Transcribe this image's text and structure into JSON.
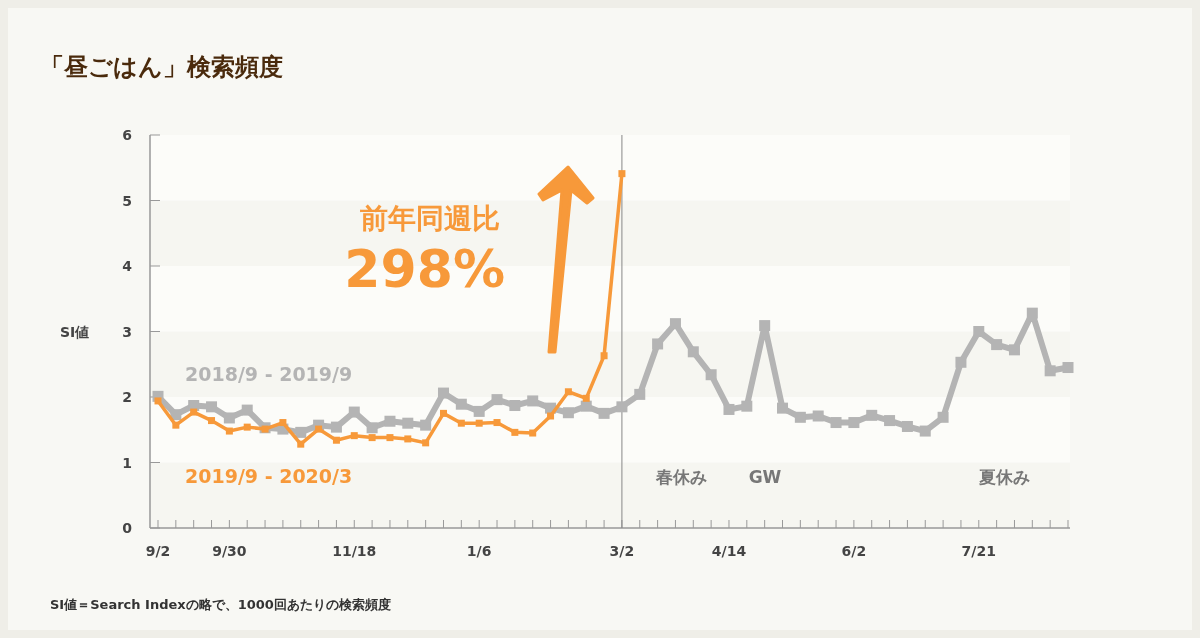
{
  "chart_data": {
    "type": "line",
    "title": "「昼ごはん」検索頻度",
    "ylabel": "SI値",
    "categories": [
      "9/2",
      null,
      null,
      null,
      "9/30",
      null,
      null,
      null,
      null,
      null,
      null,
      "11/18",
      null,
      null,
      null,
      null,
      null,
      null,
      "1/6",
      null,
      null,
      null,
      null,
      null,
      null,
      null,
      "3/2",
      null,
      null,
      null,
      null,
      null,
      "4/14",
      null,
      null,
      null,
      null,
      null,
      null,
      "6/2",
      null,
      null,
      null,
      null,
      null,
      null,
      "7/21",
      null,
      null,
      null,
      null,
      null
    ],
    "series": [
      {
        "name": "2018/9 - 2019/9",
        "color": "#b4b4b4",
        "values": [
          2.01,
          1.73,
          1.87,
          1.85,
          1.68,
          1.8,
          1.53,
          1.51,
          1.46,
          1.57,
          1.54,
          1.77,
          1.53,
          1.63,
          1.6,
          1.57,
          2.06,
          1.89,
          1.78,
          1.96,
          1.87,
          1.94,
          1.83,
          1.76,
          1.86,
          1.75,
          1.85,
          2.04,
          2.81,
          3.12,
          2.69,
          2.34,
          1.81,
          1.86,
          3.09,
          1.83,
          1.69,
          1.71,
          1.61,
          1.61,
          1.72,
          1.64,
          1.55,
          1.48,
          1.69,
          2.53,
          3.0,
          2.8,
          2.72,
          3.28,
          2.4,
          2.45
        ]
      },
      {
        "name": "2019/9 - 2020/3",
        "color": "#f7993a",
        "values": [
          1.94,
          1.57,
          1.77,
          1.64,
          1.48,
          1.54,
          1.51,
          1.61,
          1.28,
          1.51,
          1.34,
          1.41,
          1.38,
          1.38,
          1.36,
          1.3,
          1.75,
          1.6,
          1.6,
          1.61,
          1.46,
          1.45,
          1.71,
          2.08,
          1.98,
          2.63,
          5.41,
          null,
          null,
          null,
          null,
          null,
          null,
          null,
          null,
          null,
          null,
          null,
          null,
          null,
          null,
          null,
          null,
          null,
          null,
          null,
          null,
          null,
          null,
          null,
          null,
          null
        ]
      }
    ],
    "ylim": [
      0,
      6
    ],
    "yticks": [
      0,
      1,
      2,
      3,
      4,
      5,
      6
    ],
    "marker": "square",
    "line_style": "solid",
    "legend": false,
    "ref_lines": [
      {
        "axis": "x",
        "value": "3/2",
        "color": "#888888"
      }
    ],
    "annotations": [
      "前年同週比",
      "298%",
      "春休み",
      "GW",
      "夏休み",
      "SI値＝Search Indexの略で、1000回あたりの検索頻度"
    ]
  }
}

*Task objective:* Restate the records word for word, omitting images.

*Exercise solution:*
Transcribe this image's text and structure into JSON.
{
  "chart_data": {
    "type": "line",
    "title": "「昼ごはん」検索頻度",
    "ylabel": "SI値",
    "categories": [
      "9/2",
      null,
      null,
      null,
      "9/30",
      null,
      null,
      null,
      null,
      null,
      null,
      "11/18",
      null,
      null,
      null,
      null,
      null,
      null,
      "1/6",
      null,
      null,
      null,
      null,
      null,
      null,
      null,
      "3/2",
      null,
      null,
      null,
      null,
      null,
      "4/14",
      null,
      null,
      null,
      null,
      null,
      null,
      "6/2",
      null,
      null,
      null,
      null,
      null,
      null,
      "7/21",
      null,
      null,
      null,
      null,
      null
    ],
    "series": [
      {
        "name": "2018/9 - 2019/9",
        "color": "#b4b4b4",
        "values": [
          2.01,
          1.73,
          1.87,
          1.85,
          1.68,
          1.8,
          1.53,
          1.51,
          1.46,
          1.57,
          1.54,
          1.77,
          1.53,
          1.63,
          1.6,
          1.57,
          2.06,
          1.89,
          1.78,
          1.96,
          1.87,
          1.94,
          1.83,
          1.76,
          1.86,
          1.75,
          1.85,
          2.04,
          2.81,
          3.12,
          2.69,
          2.34,
          1.81,
          1.86,
          3.09,
          1.83,
          1.69,
          1.71,
          1.61,
          1.61,
          1.72,
          1.64,
          1.55,
          1.48,
          1.69,
          2.53,
          3.0,
          2.8,
          2.72,
          3.28,
          2.4,
          2.45
        ]
      },
      {
        "name": "2019/9 - 2020/3",
        "color": "#f7993a",
        "values": [
          1.94,
          1.57,
          1.77,
          1.64,
          1.48,
          1.54,
          1.51,
          1.61,
          1.28,
          1.51,
          1.34,
          1.41,
          1.38,
          1.38,
          1.36,
          1.3,
          1.75,
          1.6,
          1.6,
          1.61,
          1.46,
          1.45,
          1.71,
          2.08,
          1.98,
          2.63,
          5.41,
          null,
          null,
          null,
          null,
          null,
          null,
          null,
          null,
          null,
          null,
          null,
          null,
          null,
          null,
          null,
          null,
          null,
          null,
          null,
          null,
          null,
          null,
          null,
          null,
          null
        ]
      }
    ],
    "ylim": [
      0,
      6
    ],
    "yticks": [
      0,
      1,
      2,
      3,
      4,
      5,
      6
    ],
    "marker": "square",
    "line_style": "solid",
    "legend": false,
    "ref_lines": [
      {
        "axis": "x",
        "value": "3/2",
        "color": "#888888"
      }
    ],
    "annotations": [
      "前年同週比",
      "298%",
      "春休み",
      "GW",
      "夏休み",
      "SI値＝Search Indexの略で、1000回あたりの検索頻度"
    ]
  }
}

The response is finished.